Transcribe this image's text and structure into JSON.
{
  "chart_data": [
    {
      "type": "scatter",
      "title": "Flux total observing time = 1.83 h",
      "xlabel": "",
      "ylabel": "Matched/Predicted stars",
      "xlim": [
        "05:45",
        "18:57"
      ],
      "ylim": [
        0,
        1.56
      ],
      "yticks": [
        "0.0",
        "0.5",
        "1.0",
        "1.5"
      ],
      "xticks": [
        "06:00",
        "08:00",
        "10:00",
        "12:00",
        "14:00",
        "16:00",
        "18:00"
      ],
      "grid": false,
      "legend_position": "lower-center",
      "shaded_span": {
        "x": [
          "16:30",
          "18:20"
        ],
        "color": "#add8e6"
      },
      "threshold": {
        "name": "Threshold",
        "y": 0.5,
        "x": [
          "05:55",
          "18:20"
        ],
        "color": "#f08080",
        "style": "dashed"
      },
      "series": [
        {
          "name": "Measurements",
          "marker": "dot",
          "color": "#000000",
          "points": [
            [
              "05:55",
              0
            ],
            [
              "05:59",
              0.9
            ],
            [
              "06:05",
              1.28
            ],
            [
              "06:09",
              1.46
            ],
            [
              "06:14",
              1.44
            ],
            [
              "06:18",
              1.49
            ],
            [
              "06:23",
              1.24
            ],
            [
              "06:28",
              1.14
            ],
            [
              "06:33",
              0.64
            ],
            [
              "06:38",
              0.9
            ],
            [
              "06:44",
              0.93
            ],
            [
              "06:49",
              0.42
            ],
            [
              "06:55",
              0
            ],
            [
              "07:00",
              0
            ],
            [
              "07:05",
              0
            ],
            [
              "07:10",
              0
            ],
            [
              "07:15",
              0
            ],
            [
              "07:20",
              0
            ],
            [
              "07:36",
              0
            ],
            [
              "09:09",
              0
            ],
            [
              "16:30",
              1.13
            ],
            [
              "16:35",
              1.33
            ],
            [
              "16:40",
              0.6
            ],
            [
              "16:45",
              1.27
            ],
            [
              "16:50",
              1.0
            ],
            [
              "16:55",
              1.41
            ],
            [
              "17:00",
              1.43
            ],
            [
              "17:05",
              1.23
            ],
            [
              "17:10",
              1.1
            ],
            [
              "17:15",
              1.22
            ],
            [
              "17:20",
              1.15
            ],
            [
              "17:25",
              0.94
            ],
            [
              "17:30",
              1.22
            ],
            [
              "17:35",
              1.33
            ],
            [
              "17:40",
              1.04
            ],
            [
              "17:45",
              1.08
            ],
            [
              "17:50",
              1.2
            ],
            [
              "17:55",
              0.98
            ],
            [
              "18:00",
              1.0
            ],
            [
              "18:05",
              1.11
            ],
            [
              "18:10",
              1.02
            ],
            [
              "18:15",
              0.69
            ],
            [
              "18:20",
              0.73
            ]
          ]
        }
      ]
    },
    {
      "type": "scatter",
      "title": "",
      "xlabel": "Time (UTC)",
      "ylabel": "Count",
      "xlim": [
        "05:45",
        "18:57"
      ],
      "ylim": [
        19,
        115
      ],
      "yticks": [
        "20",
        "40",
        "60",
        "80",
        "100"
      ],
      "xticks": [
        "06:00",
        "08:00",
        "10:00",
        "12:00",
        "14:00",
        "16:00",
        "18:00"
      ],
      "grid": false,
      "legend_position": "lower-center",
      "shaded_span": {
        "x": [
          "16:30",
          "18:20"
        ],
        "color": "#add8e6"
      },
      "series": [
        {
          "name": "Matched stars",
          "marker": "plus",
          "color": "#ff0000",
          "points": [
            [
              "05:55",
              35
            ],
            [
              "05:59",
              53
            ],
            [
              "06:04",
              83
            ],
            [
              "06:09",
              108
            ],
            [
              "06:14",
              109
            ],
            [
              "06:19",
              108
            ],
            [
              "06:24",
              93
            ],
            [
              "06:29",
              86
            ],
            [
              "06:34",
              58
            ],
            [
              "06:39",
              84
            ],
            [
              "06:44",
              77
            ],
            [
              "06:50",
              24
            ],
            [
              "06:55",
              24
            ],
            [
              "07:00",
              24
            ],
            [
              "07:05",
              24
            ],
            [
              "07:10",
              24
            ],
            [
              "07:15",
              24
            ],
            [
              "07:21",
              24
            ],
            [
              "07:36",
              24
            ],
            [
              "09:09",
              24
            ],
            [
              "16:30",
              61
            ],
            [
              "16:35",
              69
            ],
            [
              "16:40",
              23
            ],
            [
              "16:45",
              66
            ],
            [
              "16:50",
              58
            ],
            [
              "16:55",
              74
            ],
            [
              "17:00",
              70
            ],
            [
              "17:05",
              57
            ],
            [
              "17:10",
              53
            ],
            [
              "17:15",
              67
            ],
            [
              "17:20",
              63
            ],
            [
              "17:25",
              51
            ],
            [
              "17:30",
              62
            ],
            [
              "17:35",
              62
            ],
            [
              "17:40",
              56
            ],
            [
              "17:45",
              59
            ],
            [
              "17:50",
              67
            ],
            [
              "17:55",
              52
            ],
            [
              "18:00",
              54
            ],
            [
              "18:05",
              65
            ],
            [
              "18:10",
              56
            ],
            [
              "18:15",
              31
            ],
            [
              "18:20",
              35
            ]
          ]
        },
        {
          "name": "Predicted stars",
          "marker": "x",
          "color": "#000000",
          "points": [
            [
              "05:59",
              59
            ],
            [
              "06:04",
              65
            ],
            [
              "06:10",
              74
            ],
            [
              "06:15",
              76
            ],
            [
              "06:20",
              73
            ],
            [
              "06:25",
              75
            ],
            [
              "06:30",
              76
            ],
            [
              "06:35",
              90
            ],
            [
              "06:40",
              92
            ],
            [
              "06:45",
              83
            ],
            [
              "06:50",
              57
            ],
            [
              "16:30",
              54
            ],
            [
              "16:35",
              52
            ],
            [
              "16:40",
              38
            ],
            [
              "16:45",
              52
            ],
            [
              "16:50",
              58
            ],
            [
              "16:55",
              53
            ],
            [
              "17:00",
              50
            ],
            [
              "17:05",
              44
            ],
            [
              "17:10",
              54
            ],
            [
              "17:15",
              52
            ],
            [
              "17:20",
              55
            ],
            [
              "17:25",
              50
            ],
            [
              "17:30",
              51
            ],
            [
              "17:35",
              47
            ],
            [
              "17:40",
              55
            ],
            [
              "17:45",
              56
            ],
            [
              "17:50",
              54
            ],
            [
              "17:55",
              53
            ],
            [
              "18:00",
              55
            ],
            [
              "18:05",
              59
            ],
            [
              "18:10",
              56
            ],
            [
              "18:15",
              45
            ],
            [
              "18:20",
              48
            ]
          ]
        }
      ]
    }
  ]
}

EXERCISE: Identify every line holding the word "stars" and copy it out.

TASK OUTPUT:
      "ylabel": "Matched/Predicted stars",
          "name": "Matched stars",
          "name": "Predicted stars",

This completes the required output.